Return, character for character, the lines from the one bearing "Parse this screenshot: output" through the end of the material. Omit everything before that line.

(Stored dataset items)
◇ ◇ ◇ ◇ ◇ ◇ ◇

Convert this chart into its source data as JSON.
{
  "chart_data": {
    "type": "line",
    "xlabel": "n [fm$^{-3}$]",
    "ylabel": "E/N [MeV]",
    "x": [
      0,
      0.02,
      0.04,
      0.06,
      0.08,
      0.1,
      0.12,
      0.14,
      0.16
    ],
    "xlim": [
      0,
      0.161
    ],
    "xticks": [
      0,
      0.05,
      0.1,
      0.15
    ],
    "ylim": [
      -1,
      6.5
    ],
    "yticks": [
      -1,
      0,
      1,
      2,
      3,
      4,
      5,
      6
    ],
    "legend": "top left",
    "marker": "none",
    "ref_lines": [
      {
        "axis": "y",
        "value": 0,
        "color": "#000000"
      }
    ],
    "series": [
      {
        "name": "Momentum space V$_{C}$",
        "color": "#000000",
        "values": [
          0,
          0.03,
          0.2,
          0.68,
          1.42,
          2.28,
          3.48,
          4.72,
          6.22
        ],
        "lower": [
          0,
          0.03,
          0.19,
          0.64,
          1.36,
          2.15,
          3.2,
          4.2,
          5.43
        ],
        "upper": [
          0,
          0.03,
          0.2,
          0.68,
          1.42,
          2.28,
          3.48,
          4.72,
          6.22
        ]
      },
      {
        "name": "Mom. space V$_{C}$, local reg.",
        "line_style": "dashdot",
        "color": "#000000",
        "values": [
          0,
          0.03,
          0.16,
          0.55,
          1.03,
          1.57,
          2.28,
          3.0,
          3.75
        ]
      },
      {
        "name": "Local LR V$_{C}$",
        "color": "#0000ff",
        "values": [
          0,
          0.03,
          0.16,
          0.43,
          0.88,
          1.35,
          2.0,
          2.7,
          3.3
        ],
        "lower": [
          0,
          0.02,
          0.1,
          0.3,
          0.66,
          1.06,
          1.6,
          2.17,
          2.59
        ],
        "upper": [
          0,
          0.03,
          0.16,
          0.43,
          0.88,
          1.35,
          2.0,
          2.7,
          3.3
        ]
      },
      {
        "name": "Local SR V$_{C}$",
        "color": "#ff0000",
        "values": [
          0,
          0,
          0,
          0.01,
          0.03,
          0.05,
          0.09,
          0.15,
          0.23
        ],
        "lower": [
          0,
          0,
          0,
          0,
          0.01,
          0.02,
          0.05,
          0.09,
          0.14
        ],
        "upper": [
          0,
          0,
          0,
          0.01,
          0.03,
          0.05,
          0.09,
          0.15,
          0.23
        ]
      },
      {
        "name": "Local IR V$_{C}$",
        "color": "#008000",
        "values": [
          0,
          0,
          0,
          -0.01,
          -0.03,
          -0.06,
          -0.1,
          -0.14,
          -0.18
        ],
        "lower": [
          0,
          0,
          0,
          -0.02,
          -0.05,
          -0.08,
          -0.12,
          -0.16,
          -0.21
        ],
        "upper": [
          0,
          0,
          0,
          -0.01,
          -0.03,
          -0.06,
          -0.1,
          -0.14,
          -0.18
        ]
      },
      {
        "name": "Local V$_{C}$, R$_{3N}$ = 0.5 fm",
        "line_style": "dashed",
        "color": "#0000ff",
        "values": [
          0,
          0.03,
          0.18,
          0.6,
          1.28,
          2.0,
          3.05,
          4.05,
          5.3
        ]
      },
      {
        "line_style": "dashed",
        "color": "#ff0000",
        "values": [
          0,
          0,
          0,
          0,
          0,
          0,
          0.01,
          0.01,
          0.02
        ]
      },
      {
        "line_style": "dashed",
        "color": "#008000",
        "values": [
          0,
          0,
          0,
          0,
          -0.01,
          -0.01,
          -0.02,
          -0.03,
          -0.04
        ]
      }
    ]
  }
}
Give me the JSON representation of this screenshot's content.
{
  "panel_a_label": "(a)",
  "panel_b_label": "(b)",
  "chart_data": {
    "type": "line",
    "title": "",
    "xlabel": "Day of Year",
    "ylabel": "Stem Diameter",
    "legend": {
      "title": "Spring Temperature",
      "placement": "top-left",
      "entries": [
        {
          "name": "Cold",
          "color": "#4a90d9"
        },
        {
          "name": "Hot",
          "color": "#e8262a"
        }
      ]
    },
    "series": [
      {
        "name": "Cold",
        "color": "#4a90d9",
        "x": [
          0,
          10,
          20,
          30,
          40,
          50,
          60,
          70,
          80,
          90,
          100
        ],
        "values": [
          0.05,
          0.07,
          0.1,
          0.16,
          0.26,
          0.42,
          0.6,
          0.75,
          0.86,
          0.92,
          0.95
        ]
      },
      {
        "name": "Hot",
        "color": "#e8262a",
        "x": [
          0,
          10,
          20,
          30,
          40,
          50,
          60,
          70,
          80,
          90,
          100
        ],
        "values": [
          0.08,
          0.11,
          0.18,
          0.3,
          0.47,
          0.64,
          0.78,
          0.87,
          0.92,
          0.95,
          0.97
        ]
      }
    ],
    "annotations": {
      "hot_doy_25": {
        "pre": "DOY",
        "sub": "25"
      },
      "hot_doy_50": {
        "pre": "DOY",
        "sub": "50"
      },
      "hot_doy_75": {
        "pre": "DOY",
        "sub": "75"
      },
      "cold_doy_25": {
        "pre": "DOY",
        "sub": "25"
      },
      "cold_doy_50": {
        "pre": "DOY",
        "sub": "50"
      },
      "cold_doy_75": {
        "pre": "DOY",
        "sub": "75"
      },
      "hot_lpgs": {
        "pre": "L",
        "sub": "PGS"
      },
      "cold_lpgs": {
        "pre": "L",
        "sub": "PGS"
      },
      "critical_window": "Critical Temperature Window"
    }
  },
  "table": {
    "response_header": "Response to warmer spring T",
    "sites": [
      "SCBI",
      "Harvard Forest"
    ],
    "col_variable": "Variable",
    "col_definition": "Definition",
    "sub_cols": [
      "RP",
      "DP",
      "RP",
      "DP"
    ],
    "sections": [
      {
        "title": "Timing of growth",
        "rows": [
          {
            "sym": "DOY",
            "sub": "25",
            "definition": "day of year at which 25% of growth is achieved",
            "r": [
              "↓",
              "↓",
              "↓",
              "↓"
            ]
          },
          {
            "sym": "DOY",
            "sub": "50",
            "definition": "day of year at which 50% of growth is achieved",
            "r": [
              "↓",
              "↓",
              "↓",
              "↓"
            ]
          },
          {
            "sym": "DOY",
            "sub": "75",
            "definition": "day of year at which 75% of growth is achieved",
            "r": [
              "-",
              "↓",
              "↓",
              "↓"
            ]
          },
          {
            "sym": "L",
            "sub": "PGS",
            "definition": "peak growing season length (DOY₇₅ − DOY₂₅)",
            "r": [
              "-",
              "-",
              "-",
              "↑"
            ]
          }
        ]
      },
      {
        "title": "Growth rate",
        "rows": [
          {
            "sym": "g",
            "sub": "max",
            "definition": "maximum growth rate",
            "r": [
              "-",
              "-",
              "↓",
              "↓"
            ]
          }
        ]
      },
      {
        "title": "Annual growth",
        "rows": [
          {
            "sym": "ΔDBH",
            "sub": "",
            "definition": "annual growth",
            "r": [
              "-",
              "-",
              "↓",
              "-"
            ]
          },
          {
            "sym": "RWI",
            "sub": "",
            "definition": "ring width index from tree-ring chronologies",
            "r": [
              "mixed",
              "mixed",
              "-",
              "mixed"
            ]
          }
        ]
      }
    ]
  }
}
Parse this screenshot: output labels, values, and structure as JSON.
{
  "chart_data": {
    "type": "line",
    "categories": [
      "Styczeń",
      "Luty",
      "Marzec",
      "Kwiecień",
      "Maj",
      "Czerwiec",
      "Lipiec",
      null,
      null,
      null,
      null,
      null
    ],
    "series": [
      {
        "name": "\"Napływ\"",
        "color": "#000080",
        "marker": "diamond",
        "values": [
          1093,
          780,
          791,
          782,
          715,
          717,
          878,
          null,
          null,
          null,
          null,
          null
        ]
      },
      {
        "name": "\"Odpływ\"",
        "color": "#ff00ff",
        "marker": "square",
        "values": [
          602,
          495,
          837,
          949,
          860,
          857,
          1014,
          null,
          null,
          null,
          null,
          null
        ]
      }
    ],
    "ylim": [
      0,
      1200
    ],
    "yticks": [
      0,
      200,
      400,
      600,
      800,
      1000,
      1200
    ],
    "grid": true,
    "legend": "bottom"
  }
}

◇ ◇ ◇ ◇ ◇ ◇ ◇

> Problem solution
Parse this screenshot: output labels, values, and structure as JSON.
{
  "chart_data": {
    "type": "line",
    "categories": [
      "Styczeń",
      "Luty",
      "Marzec",
      "Kwiecień",
      "Maj",
      "Czerwiec",
      "Lipiec",
      null,
      null,
      null,
      null,
      null
    ],
    "series": [
      {
        "name": "\"Napływ\"",
        "color": "#000080",
        "marker": "diamond",
        "values": [
          1093,
          780,
          791,
          782,
          715,
          717,
          878,
          null,
          null,
          null,
          null,
          null
        ]
      },
      {
        "name": "\"Odpływ\"",
        "color": "#ff00ff",
        "marker": "square",
        "values": [
          602,
          495,
          837,
          949,
          860,
          857,
          1014,
          null,
          null,
          null,
          null,
          null
        ]
      }
    ],
    "ylim": [
      0,
      1200
    ],
    "yticks": [
      0,
      200,
      400,
      600,
      800,
      1000,
      1200
    ],
    "grid": true,
    "legend": "bottom"
  }
}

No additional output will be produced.